=== Selected passage ===
As the risotto arrived the smell was exquisite, and I tucked in full of expectation. Now I’m not one to over season my food, however the exquisite smell was not matched by the taste. The seasoning was, what I would call, apologetic and my father in law made no bones about adding a large dose of table salt. That said, I felt a little more tarragon would have given the risotto a more solid base to season on. However, as Anthony, the head chef, pointed out in the interview in kitchen later on, the extra seasoning might be at the expense of the delicate flavor of the crayfish.

(Annotated region listings)
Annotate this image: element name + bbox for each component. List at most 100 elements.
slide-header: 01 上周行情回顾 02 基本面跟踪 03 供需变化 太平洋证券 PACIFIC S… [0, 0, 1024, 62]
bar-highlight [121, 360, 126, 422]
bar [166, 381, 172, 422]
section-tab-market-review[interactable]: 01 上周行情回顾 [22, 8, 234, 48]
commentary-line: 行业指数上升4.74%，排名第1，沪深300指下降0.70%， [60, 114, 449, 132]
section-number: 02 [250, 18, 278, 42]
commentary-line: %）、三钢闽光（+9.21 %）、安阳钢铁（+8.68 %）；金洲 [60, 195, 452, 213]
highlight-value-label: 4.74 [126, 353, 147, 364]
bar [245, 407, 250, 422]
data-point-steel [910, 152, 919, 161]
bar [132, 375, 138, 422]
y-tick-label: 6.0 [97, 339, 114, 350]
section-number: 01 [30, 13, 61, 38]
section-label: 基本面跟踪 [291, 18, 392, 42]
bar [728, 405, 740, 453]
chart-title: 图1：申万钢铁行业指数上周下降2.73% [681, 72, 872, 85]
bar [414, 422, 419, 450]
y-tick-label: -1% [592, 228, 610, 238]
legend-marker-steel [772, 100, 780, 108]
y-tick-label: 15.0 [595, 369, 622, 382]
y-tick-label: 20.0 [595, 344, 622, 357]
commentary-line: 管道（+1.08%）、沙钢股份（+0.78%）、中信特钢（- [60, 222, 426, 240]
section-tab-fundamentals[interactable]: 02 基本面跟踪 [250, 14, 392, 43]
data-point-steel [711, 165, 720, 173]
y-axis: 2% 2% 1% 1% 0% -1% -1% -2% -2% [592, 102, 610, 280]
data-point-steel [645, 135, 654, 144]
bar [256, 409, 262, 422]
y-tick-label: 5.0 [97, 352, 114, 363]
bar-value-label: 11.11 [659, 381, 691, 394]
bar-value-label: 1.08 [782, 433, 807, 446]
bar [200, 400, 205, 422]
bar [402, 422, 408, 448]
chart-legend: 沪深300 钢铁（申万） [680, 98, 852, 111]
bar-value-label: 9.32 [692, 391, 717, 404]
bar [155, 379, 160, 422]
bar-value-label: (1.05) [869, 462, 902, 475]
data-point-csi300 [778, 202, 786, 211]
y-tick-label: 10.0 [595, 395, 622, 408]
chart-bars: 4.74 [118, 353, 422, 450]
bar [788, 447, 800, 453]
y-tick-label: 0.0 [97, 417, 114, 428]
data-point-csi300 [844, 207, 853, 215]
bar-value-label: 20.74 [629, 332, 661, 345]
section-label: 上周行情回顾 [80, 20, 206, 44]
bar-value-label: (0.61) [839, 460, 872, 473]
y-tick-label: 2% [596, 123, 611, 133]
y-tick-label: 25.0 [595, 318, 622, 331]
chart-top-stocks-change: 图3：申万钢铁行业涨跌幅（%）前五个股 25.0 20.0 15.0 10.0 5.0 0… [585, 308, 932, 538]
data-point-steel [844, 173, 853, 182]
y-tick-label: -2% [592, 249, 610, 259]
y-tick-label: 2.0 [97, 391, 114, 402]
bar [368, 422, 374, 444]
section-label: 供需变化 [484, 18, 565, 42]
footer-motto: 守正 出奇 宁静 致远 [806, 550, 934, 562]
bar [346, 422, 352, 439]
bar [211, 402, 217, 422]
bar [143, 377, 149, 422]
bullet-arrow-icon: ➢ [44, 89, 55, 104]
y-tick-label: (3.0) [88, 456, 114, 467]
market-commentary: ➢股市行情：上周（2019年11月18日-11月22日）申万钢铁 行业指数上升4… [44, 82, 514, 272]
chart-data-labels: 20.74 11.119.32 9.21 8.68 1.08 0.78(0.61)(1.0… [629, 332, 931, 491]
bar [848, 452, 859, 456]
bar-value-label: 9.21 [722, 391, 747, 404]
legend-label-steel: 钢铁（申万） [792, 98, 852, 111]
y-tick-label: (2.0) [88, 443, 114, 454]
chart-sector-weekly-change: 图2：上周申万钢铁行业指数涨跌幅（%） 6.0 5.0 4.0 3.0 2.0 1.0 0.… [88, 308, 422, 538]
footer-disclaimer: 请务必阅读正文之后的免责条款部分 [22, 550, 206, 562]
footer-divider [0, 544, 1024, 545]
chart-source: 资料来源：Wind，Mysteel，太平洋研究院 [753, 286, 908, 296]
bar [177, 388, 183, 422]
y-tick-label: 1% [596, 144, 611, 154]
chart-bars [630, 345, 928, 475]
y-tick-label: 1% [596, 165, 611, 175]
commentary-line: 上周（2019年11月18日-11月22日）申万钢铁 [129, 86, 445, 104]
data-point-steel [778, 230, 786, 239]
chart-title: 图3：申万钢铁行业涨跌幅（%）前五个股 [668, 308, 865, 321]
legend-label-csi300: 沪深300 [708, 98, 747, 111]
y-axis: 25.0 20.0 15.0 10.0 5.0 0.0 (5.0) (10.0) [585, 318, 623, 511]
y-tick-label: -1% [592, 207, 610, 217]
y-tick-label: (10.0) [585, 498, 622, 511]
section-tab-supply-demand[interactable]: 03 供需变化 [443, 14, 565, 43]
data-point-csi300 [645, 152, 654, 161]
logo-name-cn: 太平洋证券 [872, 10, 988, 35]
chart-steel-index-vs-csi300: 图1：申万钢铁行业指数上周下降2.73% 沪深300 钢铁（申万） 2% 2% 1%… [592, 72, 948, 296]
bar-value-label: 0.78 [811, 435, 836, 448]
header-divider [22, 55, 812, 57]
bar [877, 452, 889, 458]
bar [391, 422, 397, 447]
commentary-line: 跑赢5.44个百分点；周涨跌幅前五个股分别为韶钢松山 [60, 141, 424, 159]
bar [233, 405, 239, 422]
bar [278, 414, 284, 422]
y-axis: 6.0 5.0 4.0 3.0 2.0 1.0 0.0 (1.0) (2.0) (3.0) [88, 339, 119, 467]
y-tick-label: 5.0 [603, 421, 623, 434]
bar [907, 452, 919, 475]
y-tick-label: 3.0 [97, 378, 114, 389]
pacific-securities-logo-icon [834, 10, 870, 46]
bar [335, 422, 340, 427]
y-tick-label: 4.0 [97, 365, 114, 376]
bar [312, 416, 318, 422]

=== Required work ===
Answer these questions using the risotto passage above the records.
1. What did the father-in-law add to the risotto?
2. Which herb does the writer think the dish needed more of?
3. According to Anthony, what might extra seasoning come at the expense of?

=== Written solution ===
1. A large dose of table salt.
2. Tarragon.
3. The delicate flavor of the crayfish.